BEGIN EXTRACT PROVIDED

Edit: updated to answer the updated question
I'm not sure how you're parsing now, but you can try this:
import play.api.libs.json.Reads._
import play.api.libs.json._
case class Frequency(days: Int)
case class DropThreshold(
rows: Option[Int], //guessing type here
percentage: Double
)
case class Format(`false`: String, `true`: String)
case class Type(`type`: String, elementType: String, containsNull: Boolean)
case class Field(
entity_type: Option[String],
time_key: Option[Boolean],
format: Option[Either[String, Format]],
metadata: Option[JsObject],
name: Option[String],
nullable: Option[Boolean],
primary_key: Option[Boolean],
`type`: Option[Either[String, Type]],
timezone: Option[String]
)
case class Schema(fields: Seq[Field])

END EXTRACT PROVIDED
BEGIN SUPPLIED DATA

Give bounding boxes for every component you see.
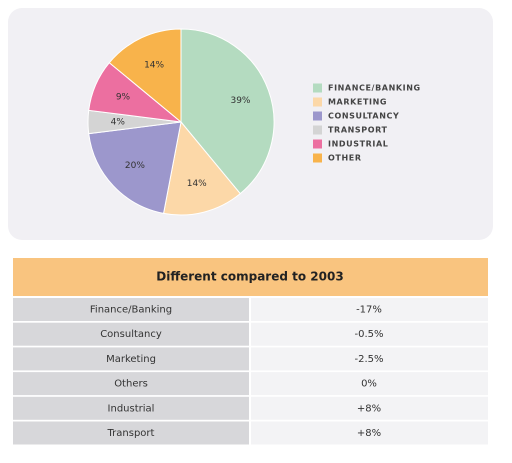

END SUPPLIED DATA

**WRITTEN TASKS:**
1. In the Scala JSON parsing answer, which field has the comment "guessing type here"?
2. Name every case class defined in the Scala JSON parsing answer.
3. Continue the Scala JSON parsing answer from where it stops.

**WRITTEN RESPONSES:**
1. The rows field of DropThreshold, declared as Option[Int].

2. Frequency, DropThreshold, Format, Type, Field, Schema

3.
case class Datafeed(
name: String,
version: String,
delimiter: String,
filename_re_pattern: String,
frequency: Frequency,
from: String,
drop_threshold: DropThreshold,
dry_run: Boolean,
header: Boolean,
text_qualifier: Option[String], //guessing type here
landing_path: String,
schema: Schema
)
case class Entity(name: String, number_of_buckets: Int, entity_column_name: String, entity_column_type: String)
case class MyJson(entities: Seq[Entity], datafeeds: Seq[Datafeed])
implicit def eitherReads[A, B](implicit A: Reads[A], B: Reads[B]): Reads[Either[A, B]] = Reads[Either[A, B]] { json =>
A.reads(json) match {
case JsSuccess(value, path) => JsSuccess(Left(value), path)
case JsError(e1) => B.reads(json) match {
case JsSuccess(value, path) => JsSuccess(Right(value), path)
case JsError(e2) => JsError(JsError.merge(e1, e2))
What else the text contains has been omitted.